- What this task involves -
Below are the records; copy each line in them that holds the word "replies".

- Records shown -
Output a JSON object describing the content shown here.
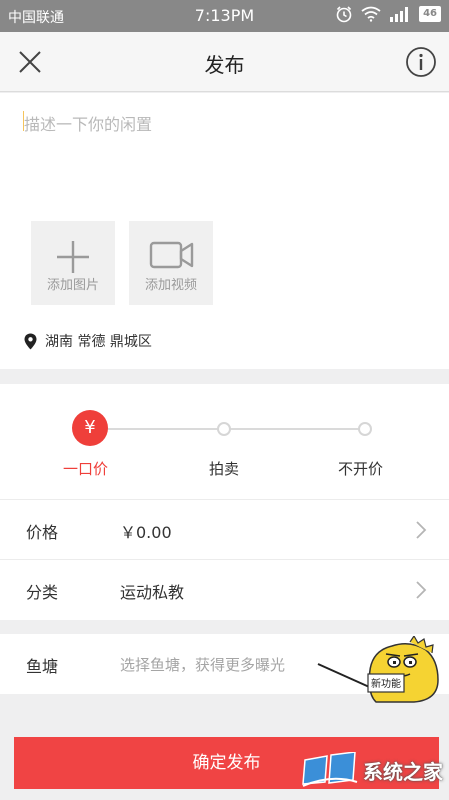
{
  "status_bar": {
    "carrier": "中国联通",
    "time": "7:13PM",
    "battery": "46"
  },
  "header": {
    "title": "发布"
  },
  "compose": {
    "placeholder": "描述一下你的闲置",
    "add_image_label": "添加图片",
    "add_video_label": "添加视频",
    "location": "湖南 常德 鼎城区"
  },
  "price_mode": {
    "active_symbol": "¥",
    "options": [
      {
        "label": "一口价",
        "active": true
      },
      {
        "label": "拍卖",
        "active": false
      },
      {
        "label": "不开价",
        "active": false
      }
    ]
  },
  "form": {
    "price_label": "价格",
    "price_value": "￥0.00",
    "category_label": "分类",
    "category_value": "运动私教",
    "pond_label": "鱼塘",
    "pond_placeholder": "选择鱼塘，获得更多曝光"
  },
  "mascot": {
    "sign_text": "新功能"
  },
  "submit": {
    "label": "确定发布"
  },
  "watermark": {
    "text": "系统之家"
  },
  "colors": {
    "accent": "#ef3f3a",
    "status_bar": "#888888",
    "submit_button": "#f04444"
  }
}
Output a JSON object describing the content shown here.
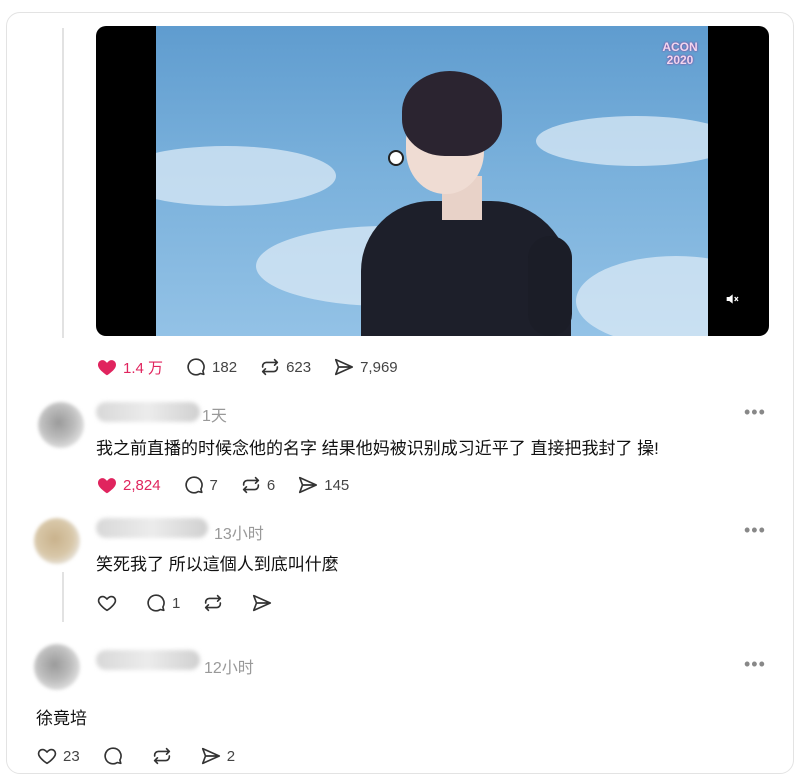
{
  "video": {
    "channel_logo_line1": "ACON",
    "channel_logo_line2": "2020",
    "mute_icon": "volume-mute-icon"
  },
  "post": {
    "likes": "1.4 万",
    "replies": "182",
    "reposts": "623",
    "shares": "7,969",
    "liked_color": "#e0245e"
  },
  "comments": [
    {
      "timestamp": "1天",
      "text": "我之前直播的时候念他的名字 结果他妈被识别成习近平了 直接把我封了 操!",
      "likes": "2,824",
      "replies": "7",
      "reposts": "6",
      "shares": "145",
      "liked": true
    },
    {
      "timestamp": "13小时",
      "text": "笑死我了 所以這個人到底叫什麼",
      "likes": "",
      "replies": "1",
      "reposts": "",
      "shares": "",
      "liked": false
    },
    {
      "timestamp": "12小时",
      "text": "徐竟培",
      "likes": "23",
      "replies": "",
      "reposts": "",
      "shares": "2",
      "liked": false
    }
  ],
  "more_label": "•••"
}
--
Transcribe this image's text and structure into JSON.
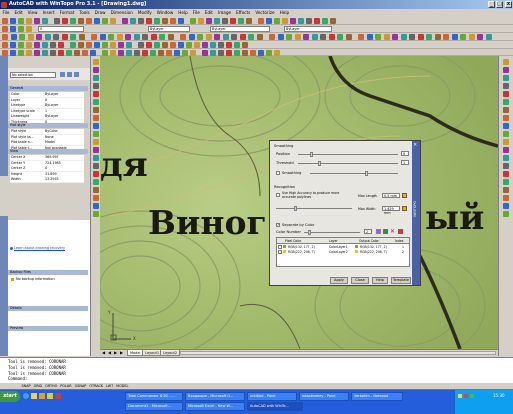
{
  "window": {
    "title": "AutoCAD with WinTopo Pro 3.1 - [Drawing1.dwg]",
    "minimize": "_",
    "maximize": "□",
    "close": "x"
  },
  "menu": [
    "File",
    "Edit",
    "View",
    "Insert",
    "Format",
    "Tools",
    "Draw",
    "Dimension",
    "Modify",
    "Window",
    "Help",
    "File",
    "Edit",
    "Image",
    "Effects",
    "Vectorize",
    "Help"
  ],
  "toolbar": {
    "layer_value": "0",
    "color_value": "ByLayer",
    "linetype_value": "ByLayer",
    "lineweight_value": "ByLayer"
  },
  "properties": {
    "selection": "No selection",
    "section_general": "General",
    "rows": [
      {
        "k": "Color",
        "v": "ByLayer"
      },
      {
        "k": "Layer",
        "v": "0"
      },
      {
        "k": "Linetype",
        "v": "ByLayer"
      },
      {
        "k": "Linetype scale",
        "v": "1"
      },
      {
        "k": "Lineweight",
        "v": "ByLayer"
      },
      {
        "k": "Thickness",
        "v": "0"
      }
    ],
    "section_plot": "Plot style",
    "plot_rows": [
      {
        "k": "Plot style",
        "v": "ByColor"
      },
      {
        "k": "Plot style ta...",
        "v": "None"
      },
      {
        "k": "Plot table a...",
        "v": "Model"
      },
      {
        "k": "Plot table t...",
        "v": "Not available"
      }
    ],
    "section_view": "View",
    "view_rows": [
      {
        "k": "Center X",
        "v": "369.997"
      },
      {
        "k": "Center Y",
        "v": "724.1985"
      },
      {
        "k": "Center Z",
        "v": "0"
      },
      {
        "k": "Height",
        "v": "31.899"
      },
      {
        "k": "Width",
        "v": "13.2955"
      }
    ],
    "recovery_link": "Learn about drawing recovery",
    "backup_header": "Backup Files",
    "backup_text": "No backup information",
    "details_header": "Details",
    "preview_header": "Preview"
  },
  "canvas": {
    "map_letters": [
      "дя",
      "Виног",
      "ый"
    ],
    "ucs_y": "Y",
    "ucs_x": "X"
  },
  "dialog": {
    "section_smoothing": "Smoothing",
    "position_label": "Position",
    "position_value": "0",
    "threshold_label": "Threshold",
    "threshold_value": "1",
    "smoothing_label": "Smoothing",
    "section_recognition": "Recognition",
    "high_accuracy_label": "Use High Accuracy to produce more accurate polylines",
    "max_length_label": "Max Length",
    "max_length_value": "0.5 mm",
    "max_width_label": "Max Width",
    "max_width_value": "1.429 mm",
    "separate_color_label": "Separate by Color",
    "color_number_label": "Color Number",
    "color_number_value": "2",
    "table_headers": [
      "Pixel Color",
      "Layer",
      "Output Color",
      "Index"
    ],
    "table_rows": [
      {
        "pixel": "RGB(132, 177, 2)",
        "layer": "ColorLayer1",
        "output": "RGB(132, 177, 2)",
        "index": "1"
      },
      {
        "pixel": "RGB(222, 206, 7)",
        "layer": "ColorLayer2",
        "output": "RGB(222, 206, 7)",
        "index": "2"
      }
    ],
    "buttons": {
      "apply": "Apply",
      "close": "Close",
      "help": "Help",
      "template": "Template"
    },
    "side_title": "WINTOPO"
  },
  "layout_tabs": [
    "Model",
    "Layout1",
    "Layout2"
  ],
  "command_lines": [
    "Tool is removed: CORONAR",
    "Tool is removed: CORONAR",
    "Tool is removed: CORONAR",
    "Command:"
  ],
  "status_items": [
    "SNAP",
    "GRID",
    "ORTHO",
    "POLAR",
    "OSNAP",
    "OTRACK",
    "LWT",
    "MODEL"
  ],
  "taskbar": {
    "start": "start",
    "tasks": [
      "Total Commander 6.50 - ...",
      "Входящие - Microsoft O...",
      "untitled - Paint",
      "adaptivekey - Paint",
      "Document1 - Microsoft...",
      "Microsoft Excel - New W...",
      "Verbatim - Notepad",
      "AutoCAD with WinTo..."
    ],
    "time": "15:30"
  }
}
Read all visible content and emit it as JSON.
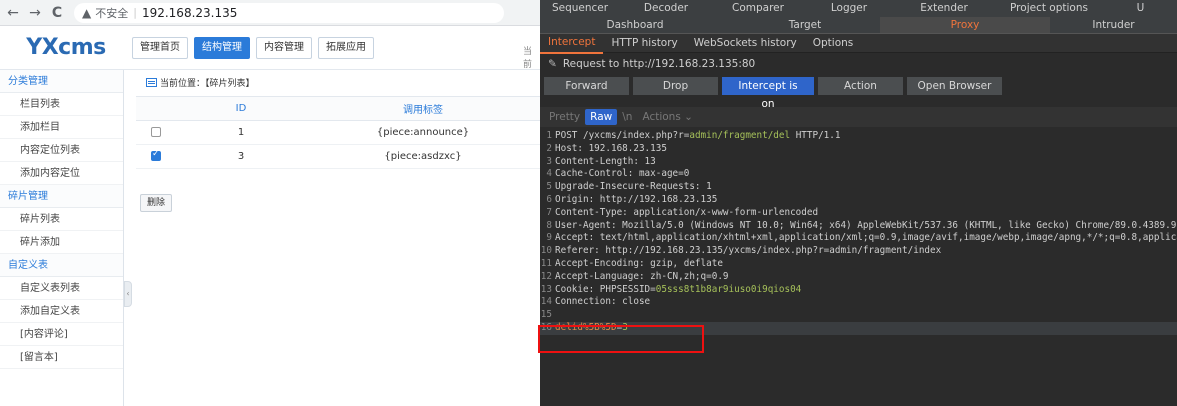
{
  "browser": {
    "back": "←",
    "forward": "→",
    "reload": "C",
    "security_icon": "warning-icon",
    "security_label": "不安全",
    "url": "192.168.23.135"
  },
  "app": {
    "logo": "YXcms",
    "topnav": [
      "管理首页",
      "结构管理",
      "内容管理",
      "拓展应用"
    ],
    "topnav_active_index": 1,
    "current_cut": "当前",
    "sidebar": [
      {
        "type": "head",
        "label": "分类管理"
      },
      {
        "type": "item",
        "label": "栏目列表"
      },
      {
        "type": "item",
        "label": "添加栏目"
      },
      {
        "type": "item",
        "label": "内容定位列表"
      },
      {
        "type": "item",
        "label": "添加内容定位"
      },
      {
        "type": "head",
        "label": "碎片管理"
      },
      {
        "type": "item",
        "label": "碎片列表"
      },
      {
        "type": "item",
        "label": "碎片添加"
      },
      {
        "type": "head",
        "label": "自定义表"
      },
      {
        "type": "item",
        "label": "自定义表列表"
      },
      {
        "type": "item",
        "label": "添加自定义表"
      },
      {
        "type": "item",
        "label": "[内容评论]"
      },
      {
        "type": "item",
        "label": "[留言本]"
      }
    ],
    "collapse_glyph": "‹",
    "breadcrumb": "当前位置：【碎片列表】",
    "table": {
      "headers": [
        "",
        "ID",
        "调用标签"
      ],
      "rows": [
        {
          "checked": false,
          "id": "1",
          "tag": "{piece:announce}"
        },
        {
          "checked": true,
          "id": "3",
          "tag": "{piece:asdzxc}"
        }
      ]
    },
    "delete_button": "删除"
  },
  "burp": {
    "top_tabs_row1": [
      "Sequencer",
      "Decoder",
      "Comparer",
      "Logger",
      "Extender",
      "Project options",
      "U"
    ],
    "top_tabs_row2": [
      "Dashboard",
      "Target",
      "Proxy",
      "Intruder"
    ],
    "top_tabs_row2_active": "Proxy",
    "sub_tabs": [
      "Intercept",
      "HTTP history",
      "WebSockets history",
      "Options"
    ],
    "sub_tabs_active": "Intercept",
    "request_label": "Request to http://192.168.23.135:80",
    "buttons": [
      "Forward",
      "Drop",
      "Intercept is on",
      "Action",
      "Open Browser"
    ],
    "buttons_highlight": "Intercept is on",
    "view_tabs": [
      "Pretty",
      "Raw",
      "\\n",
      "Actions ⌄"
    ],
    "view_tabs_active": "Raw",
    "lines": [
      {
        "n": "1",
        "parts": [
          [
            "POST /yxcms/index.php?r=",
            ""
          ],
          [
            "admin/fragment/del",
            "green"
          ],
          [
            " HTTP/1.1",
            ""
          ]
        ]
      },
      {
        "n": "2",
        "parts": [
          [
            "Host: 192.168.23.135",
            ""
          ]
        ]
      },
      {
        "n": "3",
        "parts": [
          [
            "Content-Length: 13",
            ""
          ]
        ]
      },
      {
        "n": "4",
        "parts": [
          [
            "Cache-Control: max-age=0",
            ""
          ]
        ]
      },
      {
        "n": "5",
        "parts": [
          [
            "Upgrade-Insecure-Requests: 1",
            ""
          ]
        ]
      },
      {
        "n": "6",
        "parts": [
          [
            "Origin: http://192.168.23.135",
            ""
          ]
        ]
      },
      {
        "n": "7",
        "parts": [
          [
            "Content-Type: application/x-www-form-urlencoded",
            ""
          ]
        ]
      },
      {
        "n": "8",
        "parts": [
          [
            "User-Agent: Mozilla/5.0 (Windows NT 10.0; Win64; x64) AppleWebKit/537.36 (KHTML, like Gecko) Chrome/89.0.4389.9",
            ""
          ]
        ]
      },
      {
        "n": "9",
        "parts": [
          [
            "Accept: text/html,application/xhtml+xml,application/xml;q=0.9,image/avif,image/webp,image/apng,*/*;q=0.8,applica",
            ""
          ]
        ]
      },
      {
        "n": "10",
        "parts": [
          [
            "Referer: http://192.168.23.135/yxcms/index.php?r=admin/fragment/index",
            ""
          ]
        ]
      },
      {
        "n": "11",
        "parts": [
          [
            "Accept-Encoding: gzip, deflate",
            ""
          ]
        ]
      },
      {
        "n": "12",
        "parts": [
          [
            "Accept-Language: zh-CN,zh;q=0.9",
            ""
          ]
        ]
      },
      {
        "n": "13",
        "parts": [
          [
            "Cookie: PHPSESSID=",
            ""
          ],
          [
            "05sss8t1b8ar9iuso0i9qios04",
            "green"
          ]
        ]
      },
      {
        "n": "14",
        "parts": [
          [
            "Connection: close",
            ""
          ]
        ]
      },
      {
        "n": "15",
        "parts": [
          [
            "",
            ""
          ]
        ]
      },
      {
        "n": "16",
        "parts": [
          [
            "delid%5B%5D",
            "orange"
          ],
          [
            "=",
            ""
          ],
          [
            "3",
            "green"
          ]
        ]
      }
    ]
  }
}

- Task output -
    "replies": "182",
      "replies": "7",
      "replies": "1",
      "replies": "",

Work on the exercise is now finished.